[Start LISTING]

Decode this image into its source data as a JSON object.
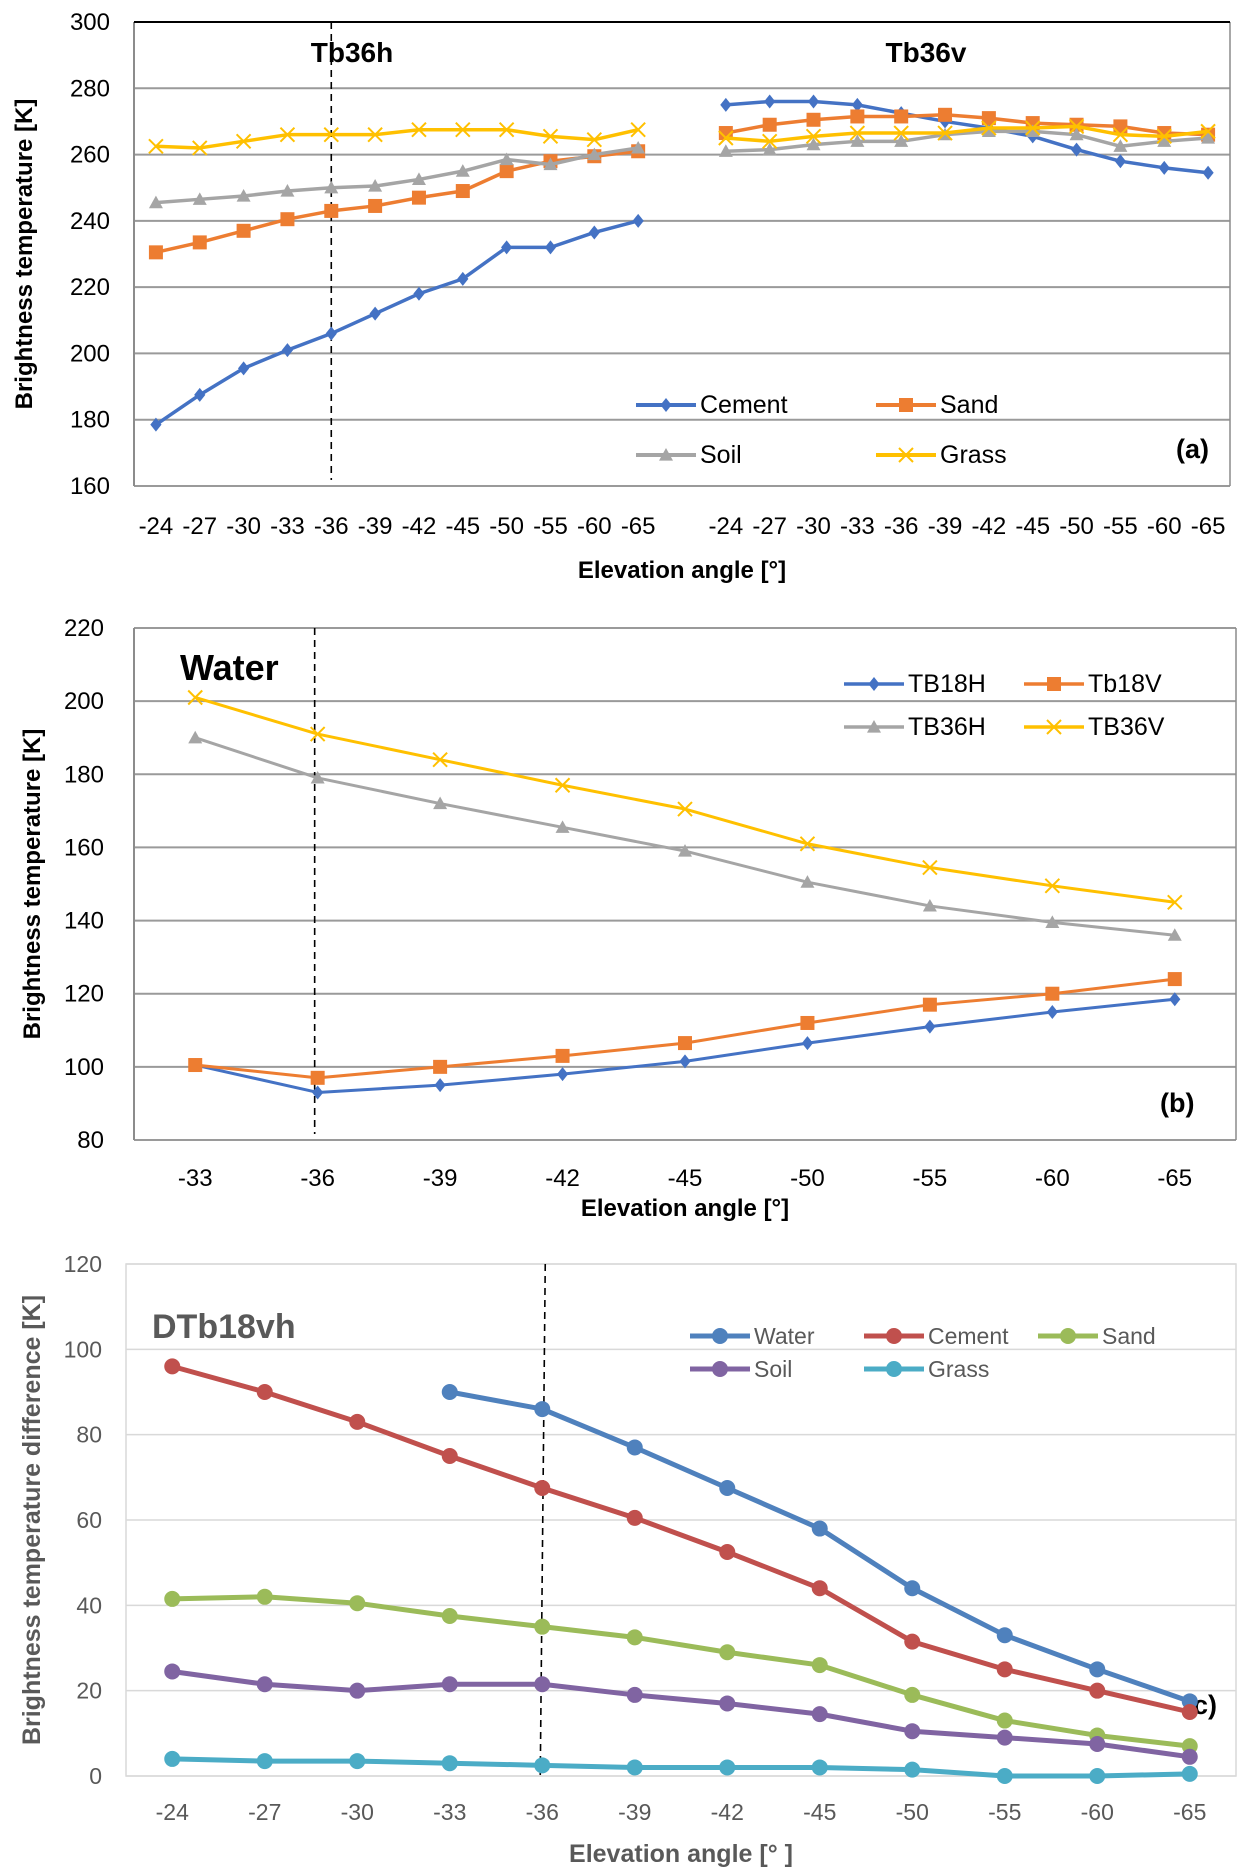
{
  "chart_data": [
    {
      "type": "line",
      "panel_label": "(a)",
      "group_titles": [
        "Tb36h",
        "Tb36v"
      ],
      "categories": [
        "-24",
        "-27",
        "-30",
        "-33",
        "-36",
        "-39",
        "-42",
        "-45",
        "-50",
        "-55",
        "-60",
        "-65"
      ],
      "xlabel": "Elevation angle [°]",
      "ylabel": "Brightness temperature [K]",
      "ylim": [
        160,
        300
      ],
      "yticks": [
        160,
        180,
        200,
        220,
        240,
        260,
        280,
        300
      ],
      "grid": true,
      "legend": "bottom-right",
      "dashed_reference": "-36",
      "series": [
        {
          "name": "Cement",
          "color": "#4472C4",
          "marker": "diamond",
          "h": [
            178.5,
            187.5,
            195.5,
            201,
            206,
            212,
            218,
            222.5,
            232,
            232,
            236.5,
            240
          ],
          "v": [
            275,
            276,
            276,
            275,
            272.5,
            270,
            268,
            265.5,
            261.5,
            258,
            256,
            254.5
          ]
        },
        {
          "name": "Sand",
          "color": "#ED7D31",
          "marker": "square",
          "h": [
            230.5,
            233.5,
            237,
            240.5,
            243,
            244.5,
            247,
            249,
            255,
            258,
            259.5,
            261
          ],
          "v": [
            266.5,
            269,
            270.5,
            271.5,
            271.5,
            272,
            271,
            269.5,
            269,
            268.5,
            266.5,
            266
          ]
        },
        {
          "name": "Soil",
          "color": "#A5A5A5",
          "marker": "triangle",
          "h": [
            245.5,
            246.5,
            247.5,
            249,
            250,
            250.5,
            252.5,
            255,
            258.5,
            257,
            260,
            262
          ],
          "v": [
            261,
            261.5,
            263,
            264,
            264,
            266,
            267,
            267,
            266,
            262.5,
            264,
            265
          ]
        },
        {
          "name": "Grass",
          "color": "#FFC000",
          "marker": "x",
          "h": [
            262.5,
            262,
            264,
            266,
            266,
            266,
            267.5,
            267.5,
            267.5,
            265.5,
            264.5,
            267.5
          ],
          "v": [
            265,
            264,
            265.5,
            266.5,
            266.5,
            266.5,
            268,
            268,
            268.5,
            266,
            265.5,
            267
          ]
        }
      ]
    },
    {
      "type": "line",
      "panel_label": "(b)",
      "title": "Water",
      "categories": [
        "-33",
        "-36",
        "-39",
        "-42",
        "-45",
        "-50",
        "-55",
        "-60",
        "-65"
      ],
      "xlabel": "Elevation angle [°]",
      "ylabel": "Brightness temperature [K]",
      "ylim": [
        80,
        220
      ],
      "yticks": [
        80,
        100,
        120,
        140,
        160,
        180,
        200,
        220
      ],
      "grid": true,
      "legend": "top-right",
      "dashed_reference": "-36",
      "series": [
        {
          "name": "TB18H",
          "color": "#4472C4",
          "marker": "diamond",
          "values": [
            100.5,
            93,
            95,
            98,
            101.5,
            106.5,
            111,
            115,
            118.5
          ]
        },
        {
          "name": "Tb18V",
          "color": "#ED7D31",
          "marker": "square",
          "values": [
            100.5,
            97,
            100,
            103,
            106.5,
            112,
            117,
            120,
            124
          ]
        },
        {
          "name": "TB36H",
          "color": "#A5A5A5",
          "marker": "triangle",
          "values": [
            190,
            179,
            172,
            165.5,
            159,
            150.5,
            144,
            139.5,
            136
          ]
        },
        {
          "name": "TB36V",
          "color": "#FFC000",
          "marker": "x",
          "values": [
            201,
            191,
            184,
            177,
            170.5,
            161,
            154.5,
            149.5,
            145
          ]
        }
      ]
    },
    {
      "type": "line",
      "panel_label": "(c)",
      "title": "DTb18vh",
      "categories": [
        "-24",
        "-27",
        "-30",
        "-33",
        "-36",
        "-39",
        "-42",
        "-45",
        "-50",
        "-55",
        "-60",
        "-65"
      ],
      "xlabel": "Elevation angle [°  ]",
      "ylabel": "Brightness temperature difference [K]",
      "ylim": [
        0,
        120
      ],
      "yticks": [
        0,
        20,
        40,
        60,
        80,
        100,
        120
      ],
      "grid": true,
      "legend": "top-right",
      "dashed_reference": "-36",
      "series": [
        {
          "name": "Water",
          "color": "#4F81BD",
          "marker": "circle",
          "values": [
            null,
            null,
            null,
            90,
            86,
            77,
            67.5,
            58,
            44,
            33,
            25,
            17.5
          ]
        },
        {
          "name": "Cement",
          "color": "#C0504D",
          "marker": "circle",
          "values": [
            96,
            90,
            83,
            75,
            67.5,
            60.5,
            52.5,
            44,
            31.5,
            25,
            20,
            15
          ]
        },
        {
          "name": "Sand",
          "color": "#9BBB59",
          "marker": "circle",
          "values": [
            41.5,
            42,
            40.5,
            37.5,
            35,
            32.5,
            29,
            26,
            19,
            13,
            9.5,
            7
          ]
        },
        {
          "name": "Soil",
          "color": "#8064A2",
          "marker": "circle",
          "values": [
            24.5,
            21.5,
            20,
            21.5,
            21.5,
            19,
            17,
            14.5,
            10.5,
            9,
            7.5,
            4.5
          ]
        },
        {
          "name": "Grass",
          "color": "#4BACC6",
          "marker": "circle",
          "values": [
            4,
            3.5,
            3.5,
            3,
            2.5,
            2,
            2,
            2,
            1.5,
            0,
            0,
            0.5
          ]
        }
      ]
    }
  ]
}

[End LISTING]

## TASK DETAILS
Copy the data word for word. Pictures do not go in the copy.

## THE REPLY
Decode this image into its source data as a JSON object.
{
  "chart_data": [
    {
      "type": "line",
      "panel_label": "(a)",
      "group_titles": [
        "Tb36h",
        "Tb36v"
      ],
      "categories": [
        "-24",
        "-27",
        "-30",
        "-33",
        "-36",
        "-39",
        "-42",
        "-45",
        "-50",
        "-55",
        "-60",
        "-65"
      ],
      "xlabel": "Elevation angle [°]",
      "ylabel": "Brightness temperature [K]",
      "ylim": [
        160,
        300
      ],
      "yticks": [
        160,
        180,
        200,
        220,
        240,
        260,
        280,
        300
      ],
      "grid": true,
      "legend": "bottom-right",
      "dashed_reference": "-36",
      "series": [
        {
          "name": "Cement",
          "color": "#4472C4",
          "marker": "diamond",
          "h": [
            178.5,
            187.5,
            195.5,
            201,
            206,
            212,
            218,
            222.5,
            232,
            232,
            236.5,
            240
          ],
          "v": [
            275,
            276,
            276,
            275,
            272.5,
            270,
            268,
            265.5,
            261.5,
            258,
            256,
            254.5
          ]
        },
        {
          "name": "Sand",
          "color": "#ED7D31",
          "marker": "square",
          "h": [
            230.5,
            233.5,
            237,
            240.5,
            243,
            244.5,
            247,
            249,
            255,
            258,
            259.5,
            261
          ],
          "v": [
            266.5,
            269,
            270.5,
            271.5,
            271.5,
            272,
            271,
            269.5,
            269,
            268.5,
            266.5,
            266
          ]
        },
        {
          "name": "Soil",
          "color": "#A5A5A5",
          "marker": "triangle",
          "h": [
            245.5,
            246.5,
            247.5,
            249,
            250,
            250.5,
            252.5,
            255,
            258.5,
            257,
            260,
            262
          ],
          "v": [
            261,
            261.5,
            263,
            264,
            264,
            266,
            267,
            267,
            266,
            262.5,
            264,
            265
          ]
        },
        {
          "name": "Grass",
          "color": "#FFC000",
          "marker": "x",
          "h": [
            262.5,
            262,
            264,
            266,
            266,
            266,
            267.5,
            267.5,
            267.5,
            265.5,
            264.5,
            267.5
          ],
          "v": [
            265,
            264,
            265.5,
            266.5,
            266.5,
            266.5,
            268,
            268,
            268.5,
            266,
            265.5,
            267
          ]
        }
      ]
    },
    {
      "type": "line",
      "panel_label": "(b)",
      "title": "Water",
      "categories": [
        "-33",
        "-36",
        "-39",
        "-42",
        "-45",
        "-50",
        "-55",
        "-60",
        "-65"
      ],
      "xlabel": "Elevation angle [°]",
      "ylabel": "Brightness temperature [K]",
      "ylim": [
        80,
        220
      ],
      "yticks": [
        80,
        100,
        120,
        140,
        160,
        180,
        200,
        220
      ],
      "grid": true,
      "legend": "top-right",
      "dashed_reference": "-36",
      "series": [
        {
          "name": "TB18H",
          "color": "#4472C4",
          "marker": "diamond",
          "values": [
            100.5,
            93,
            95,
            98,
            101.5,
            106.5,
            111,
            115,
            118.5
          ]
        },
        {
          "name": "Tb18V",
          "color": "#ED7D31",
          "marker": "square",
          "values": [
            100.5,
            97,
            100,
            103,
            106.5,
            112,
            117,
            120,
            124
          ]
        },
        {
          "name": "TB36H",
          "color": "#A5A5A5",
          "marker": "triangle",
          "values": [
            190,
            179,
            172,
            165.5,
            159,
            150.5,
            144,
            139.5,
            136
          ]
        },
        {
          "name": "TB36V",
          "color": "#FFC000",
          "marker": "x",
          "values": [
            201,
            191,
            184,
            177,
            170.5,
            161,
            154.5,
            149.5,
            145
          ]
        }
      ]
    },
    {
      "type": "line",
      "panel_label": "(c)",
      "title": "DTb18vh",
      "categories": [
        "-24",
        "-27",
        "-30",
        "-33",
        "-36",
        "-39",
        "-42",
        "-45",
        "-50",
        "-55",
        "-60",
        "-65"
      ],
      "xlabel": "Elevation angle [°  ]",
      "ylabel": "Brightness temperature difference [K]",
      "ylim": [
        0,
        120
      ],
      "yticks": [
        0,
        20,
        40,
        60,
        80,
        100,
        120
      ],
      "grid": true,
      "legend": "top-right",
      "dashed_reference": "-36",
      "series": [
        {
          "name": "Water",
          "color": "#4F81BD",
          "marker": "circle",
          "values": [
            null,
            null,
            null,
            90,
            86,
            77,
            67.5,
            58,
            44,
            33,
            25,
            17.5
          ]
        },
        {
          "name": "Cement",
          "color": "#C0504D",
          "marker": "circle",
          "values": [
            96,
            90,
            83,
            75,
            67.5,
            60.5,
            52.5,
            44,
            31.5,
            25,
            20,
            15
          ]
        },
        {
          "name": "Sand",
          "color": "#9BBB59",
          "marker": "circle",
          "values": [
            41.5,
            42,
            40.5,
            37.5,
            35,
            32.5,
            29,
            26,
            19,
            13,
            9.5,
            7
          ]
        },
        {
          "name": "Soil",
          "color": "#8064A2",
          "marker": "circle",
          "values": [
            24.5,
            21.5,
            20,
            21.5,
            21.5,
            19,
            17,
            14.5,
            10.5,
            9,
            7.5,
            4.5
          ]
        },
        {
          "name": "Grass",
          "color": "#4BACC6",
          "marker": "circle",
          "values": [
            4,
            3.5,
            3.5,
            3,
            2.5,
            2,
            2,
            2,
            1.5,
            0,
            0,
            0.5
          ]
        }
      ]
    }
  ]
}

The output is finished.